/---

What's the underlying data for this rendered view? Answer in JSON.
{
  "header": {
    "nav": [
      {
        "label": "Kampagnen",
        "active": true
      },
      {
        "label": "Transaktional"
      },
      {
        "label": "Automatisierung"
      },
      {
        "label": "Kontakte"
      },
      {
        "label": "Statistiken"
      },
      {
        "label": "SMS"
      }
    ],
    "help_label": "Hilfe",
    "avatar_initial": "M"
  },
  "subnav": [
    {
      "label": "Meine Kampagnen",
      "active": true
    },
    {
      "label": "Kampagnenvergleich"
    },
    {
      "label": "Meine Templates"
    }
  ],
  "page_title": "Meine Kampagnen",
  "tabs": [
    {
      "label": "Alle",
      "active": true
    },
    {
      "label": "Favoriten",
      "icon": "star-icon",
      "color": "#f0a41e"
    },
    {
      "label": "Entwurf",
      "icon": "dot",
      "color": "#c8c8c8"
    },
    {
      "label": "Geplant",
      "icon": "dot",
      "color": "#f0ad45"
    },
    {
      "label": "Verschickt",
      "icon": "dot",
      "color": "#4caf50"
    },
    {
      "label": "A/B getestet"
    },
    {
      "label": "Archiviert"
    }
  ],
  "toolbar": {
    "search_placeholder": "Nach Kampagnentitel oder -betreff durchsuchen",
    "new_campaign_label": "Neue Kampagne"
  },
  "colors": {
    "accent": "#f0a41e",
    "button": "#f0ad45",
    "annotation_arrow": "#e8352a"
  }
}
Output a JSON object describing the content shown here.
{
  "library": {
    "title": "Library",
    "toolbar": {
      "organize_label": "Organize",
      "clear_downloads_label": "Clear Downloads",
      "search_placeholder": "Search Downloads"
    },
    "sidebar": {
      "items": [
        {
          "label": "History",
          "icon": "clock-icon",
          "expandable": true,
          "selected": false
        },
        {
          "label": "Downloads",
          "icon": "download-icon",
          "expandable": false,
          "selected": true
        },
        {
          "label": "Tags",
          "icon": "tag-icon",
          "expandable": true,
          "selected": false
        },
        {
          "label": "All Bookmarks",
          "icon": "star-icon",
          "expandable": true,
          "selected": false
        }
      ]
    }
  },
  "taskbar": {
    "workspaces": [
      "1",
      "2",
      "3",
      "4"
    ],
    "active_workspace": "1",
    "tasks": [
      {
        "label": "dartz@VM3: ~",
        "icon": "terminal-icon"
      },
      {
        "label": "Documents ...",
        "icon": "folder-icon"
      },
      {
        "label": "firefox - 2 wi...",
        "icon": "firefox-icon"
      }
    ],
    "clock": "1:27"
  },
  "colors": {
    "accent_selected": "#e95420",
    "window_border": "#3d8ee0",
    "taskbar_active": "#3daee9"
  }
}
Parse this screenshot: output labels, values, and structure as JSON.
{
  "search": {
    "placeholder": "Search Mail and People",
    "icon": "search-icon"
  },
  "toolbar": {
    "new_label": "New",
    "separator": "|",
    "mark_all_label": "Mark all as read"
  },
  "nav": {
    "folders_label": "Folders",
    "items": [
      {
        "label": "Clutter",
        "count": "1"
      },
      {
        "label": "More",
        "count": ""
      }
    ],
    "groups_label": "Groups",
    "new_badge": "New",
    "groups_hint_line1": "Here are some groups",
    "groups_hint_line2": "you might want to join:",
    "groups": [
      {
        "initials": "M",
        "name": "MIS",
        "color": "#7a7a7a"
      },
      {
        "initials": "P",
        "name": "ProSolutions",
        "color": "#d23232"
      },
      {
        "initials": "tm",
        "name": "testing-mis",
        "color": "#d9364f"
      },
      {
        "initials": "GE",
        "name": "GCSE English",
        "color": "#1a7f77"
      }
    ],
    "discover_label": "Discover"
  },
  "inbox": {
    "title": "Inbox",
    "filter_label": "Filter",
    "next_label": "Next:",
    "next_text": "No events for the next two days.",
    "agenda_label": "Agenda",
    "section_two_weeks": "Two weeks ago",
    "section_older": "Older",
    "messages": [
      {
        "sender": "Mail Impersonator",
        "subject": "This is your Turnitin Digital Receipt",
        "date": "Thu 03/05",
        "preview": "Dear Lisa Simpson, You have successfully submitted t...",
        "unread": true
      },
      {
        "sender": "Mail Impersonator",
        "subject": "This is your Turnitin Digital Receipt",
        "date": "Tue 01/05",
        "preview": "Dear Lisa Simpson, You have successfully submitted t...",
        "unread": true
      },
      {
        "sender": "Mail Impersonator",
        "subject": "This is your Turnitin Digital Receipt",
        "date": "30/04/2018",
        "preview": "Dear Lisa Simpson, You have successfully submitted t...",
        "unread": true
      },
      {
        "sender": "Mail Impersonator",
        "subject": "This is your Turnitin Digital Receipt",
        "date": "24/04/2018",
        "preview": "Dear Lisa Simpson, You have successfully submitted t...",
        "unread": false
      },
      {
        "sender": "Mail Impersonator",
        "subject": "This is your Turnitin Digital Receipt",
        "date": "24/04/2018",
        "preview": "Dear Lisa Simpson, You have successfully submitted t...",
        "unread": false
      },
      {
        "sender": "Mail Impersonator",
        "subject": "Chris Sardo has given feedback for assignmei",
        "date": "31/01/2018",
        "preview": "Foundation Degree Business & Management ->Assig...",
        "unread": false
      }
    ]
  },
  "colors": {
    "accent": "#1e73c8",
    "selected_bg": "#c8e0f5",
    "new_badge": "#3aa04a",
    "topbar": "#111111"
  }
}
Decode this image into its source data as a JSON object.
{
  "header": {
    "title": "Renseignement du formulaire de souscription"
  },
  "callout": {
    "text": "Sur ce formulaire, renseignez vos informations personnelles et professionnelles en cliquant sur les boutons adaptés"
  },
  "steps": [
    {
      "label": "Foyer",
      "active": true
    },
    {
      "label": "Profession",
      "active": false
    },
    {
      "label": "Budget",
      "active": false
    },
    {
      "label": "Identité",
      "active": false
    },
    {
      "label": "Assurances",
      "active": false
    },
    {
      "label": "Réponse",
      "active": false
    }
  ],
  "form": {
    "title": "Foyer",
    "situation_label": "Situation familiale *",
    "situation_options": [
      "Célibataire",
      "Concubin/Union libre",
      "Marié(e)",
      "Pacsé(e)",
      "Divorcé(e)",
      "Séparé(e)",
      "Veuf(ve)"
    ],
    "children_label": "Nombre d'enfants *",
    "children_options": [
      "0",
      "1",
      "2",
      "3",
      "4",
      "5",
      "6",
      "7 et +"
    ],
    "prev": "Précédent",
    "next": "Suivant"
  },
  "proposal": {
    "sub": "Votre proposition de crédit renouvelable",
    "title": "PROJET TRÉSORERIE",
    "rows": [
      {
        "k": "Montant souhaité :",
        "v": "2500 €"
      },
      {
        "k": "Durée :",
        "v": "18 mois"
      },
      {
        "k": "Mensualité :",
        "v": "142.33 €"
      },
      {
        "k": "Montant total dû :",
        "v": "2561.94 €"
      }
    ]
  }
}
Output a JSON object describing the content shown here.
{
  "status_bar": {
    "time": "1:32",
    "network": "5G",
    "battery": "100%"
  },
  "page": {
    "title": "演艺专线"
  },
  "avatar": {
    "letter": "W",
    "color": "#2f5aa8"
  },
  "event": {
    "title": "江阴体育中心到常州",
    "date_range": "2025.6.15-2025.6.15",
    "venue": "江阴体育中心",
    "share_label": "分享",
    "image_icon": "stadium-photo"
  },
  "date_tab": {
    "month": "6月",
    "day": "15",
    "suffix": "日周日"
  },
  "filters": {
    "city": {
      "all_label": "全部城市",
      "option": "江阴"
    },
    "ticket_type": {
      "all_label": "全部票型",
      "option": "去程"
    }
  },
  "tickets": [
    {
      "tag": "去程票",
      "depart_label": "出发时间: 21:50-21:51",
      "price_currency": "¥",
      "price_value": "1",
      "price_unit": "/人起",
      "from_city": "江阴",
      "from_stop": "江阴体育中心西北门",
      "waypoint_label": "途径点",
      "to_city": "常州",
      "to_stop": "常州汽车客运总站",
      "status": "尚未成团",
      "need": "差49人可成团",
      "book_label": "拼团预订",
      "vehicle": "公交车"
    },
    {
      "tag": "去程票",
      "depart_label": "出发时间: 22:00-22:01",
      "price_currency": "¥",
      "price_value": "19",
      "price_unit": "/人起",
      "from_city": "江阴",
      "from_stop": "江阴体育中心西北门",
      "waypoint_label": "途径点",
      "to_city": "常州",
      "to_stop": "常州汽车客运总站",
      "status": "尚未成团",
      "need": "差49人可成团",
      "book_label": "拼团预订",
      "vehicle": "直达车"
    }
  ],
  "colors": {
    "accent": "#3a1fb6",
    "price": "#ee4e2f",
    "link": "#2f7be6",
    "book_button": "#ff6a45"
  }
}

\---

● YOUR TASK
Where a line of the data holds "initials", show that line.

● RESULT OF THE TASK
        "initials": "M",
        "initials": "P",
        "initials": "tm",
        "initials": "GE",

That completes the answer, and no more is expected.